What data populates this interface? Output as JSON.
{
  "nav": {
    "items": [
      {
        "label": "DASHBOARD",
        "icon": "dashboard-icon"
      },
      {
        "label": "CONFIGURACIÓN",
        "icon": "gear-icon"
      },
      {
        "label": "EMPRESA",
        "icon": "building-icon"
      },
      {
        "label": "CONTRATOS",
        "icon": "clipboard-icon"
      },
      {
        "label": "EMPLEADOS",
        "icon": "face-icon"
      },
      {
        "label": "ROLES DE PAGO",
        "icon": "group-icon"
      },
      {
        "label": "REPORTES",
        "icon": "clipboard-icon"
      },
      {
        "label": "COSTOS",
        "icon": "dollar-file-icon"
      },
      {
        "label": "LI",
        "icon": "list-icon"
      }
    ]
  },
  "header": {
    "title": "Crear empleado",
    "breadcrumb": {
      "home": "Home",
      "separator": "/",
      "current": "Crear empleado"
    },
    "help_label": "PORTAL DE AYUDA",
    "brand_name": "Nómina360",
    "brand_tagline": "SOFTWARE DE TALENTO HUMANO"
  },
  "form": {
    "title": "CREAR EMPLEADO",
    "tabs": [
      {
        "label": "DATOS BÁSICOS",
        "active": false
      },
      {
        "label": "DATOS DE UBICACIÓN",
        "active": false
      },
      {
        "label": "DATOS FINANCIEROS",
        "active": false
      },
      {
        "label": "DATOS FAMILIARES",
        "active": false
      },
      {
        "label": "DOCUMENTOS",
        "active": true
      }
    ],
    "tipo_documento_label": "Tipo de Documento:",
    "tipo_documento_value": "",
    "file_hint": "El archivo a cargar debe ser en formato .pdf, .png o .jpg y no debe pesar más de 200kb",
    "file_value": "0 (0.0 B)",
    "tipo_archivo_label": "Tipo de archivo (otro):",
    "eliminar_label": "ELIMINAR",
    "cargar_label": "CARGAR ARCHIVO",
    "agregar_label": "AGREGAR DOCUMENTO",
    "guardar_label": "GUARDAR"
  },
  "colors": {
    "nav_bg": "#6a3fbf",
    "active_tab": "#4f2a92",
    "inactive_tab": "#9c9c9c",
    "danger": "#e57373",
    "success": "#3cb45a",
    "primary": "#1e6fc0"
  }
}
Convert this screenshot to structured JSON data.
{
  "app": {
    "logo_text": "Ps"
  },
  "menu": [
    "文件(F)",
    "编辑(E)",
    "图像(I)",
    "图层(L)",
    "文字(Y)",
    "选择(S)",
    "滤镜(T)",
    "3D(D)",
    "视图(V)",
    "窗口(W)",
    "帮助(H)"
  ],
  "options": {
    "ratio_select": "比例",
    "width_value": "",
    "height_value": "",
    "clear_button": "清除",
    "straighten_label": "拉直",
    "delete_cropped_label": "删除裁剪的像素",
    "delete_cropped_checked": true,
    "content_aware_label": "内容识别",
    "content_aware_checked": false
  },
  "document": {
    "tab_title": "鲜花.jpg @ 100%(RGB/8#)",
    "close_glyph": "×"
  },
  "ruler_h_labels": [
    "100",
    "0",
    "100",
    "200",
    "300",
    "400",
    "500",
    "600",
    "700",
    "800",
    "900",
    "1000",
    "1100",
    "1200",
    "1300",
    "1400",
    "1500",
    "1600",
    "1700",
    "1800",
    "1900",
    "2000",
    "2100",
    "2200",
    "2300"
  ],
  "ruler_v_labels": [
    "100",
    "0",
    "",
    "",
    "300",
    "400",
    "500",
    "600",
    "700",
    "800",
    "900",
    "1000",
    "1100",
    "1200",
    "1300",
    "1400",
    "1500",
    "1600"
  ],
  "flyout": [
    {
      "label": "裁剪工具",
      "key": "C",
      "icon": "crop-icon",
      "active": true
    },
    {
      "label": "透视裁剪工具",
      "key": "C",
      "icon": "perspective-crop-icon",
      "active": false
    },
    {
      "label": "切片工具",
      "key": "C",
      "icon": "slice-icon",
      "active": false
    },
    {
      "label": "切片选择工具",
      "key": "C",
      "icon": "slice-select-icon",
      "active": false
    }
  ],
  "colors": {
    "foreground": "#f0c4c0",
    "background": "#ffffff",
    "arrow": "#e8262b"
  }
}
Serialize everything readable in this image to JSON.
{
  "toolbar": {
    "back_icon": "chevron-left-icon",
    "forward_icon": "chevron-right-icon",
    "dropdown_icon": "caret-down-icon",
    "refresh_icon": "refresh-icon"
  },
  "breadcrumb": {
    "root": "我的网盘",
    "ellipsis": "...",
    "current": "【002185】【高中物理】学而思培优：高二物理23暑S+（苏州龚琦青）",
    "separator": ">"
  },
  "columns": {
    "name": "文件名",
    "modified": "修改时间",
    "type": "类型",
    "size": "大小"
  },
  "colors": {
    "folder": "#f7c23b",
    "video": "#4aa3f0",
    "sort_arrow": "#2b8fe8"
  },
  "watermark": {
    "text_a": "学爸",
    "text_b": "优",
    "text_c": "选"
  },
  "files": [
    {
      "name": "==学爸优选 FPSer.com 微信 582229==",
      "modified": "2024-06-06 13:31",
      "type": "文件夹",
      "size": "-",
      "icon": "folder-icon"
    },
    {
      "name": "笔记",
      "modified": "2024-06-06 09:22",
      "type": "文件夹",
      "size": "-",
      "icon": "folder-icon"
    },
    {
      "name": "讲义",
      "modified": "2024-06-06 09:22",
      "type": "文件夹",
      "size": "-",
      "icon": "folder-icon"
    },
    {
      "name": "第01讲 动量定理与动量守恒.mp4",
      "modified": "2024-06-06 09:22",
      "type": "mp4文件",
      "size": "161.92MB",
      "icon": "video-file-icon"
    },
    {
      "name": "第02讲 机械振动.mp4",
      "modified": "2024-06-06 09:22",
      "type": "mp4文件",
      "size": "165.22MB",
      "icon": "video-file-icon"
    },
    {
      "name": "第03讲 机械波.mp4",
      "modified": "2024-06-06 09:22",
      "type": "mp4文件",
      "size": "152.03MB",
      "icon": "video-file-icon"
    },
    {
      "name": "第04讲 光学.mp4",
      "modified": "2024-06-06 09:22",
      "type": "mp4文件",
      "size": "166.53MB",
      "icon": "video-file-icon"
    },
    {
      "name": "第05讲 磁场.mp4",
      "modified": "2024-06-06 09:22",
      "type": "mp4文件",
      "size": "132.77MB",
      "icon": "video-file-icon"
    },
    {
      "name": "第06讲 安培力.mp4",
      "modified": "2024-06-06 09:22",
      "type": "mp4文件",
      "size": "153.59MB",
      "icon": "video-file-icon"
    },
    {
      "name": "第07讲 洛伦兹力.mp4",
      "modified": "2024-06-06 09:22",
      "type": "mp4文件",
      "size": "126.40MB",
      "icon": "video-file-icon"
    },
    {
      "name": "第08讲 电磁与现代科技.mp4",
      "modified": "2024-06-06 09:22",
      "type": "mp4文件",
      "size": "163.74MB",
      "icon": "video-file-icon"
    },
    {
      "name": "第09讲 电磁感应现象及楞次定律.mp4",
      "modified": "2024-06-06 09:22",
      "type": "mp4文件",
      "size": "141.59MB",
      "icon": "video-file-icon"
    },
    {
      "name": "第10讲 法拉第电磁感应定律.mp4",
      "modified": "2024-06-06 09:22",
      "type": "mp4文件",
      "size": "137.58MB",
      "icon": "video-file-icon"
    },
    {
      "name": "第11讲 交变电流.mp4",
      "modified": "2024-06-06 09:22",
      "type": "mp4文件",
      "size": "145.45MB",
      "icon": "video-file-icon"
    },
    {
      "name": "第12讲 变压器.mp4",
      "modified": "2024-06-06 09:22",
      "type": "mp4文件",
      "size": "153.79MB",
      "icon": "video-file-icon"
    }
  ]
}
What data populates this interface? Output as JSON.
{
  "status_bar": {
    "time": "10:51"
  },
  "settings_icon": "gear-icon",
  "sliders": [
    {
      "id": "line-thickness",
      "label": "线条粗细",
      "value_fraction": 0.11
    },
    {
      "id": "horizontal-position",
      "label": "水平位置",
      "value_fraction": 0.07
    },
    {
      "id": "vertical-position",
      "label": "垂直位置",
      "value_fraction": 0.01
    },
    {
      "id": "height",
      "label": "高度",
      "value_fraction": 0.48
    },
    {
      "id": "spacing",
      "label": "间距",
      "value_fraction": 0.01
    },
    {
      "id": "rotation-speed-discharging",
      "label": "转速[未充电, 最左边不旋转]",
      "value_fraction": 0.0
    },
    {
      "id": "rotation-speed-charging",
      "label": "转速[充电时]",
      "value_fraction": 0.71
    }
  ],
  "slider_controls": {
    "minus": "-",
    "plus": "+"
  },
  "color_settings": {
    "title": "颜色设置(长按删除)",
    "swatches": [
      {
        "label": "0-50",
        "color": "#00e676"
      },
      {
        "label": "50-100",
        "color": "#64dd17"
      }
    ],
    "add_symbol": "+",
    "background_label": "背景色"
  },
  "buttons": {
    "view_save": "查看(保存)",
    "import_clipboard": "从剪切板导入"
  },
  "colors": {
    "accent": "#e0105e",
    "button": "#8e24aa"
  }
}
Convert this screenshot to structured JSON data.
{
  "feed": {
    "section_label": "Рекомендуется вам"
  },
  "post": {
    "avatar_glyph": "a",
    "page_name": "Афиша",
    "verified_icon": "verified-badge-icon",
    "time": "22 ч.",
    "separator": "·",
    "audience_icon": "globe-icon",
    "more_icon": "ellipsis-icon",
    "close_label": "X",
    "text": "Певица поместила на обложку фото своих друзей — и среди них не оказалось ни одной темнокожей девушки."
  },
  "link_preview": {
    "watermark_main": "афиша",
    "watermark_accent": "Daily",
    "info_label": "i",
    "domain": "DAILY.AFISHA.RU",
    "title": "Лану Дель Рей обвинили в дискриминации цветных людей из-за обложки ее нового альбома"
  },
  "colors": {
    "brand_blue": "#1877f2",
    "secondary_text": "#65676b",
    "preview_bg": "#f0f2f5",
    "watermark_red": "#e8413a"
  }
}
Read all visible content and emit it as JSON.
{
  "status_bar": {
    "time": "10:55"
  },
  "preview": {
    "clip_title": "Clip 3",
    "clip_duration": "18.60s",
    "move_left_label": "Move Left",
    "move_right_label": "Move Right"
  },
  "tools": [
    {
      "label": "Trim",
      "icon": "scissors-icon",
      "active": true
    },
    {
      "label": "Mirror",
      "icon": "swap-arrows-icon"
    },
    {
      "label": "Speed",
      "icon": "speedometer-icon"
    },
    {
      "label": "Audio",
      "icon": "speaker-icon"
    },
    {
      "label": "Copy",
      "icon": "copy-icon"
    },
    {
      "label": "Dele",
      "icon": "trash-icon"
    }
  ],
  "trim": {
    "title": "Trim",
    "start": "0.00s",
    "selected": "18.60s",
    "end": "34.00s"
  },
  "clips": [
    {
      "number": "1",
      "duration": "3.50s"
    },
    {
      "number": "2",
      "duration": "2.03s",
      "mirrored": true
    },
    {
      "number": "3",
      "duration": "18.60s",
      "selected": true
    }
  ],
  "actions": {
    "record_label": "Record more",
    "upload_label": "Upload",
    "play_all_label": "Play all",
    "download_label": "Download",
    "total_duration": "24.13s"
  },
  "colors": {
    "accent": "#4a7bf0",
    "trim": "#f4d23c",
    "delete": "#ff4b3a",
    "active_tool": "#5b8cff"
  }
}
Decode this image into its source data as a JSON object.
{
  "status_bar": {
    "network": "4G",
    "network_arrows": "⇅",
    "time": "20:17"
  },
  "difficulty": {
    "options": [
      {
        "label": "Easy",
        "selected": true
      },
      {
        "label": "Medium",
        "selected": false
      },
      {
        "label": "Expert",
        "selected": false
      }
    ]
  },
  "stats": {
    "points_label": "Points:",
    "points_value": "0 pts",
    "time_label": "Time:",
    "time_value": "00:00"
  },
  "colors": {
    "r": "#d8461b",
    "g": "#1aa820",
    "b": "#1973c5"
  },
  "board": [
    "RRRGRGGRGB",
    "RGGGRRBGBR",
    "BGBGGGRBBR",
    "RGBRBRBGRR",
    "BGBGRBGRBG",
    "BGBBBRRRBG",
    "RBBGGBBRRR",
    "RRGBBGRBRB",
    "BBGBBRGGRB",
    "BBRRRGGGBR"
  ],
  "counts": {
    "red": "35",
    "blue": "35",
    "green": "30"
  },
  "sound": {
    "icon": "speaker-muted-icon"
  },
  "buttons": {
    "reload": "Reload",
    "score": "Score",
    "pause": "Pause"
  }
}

**DO THIS:** Within the data above, count the lines that contain the string "slice"; the reply is the number alone.

**RESULT OF THIS TASK:** 2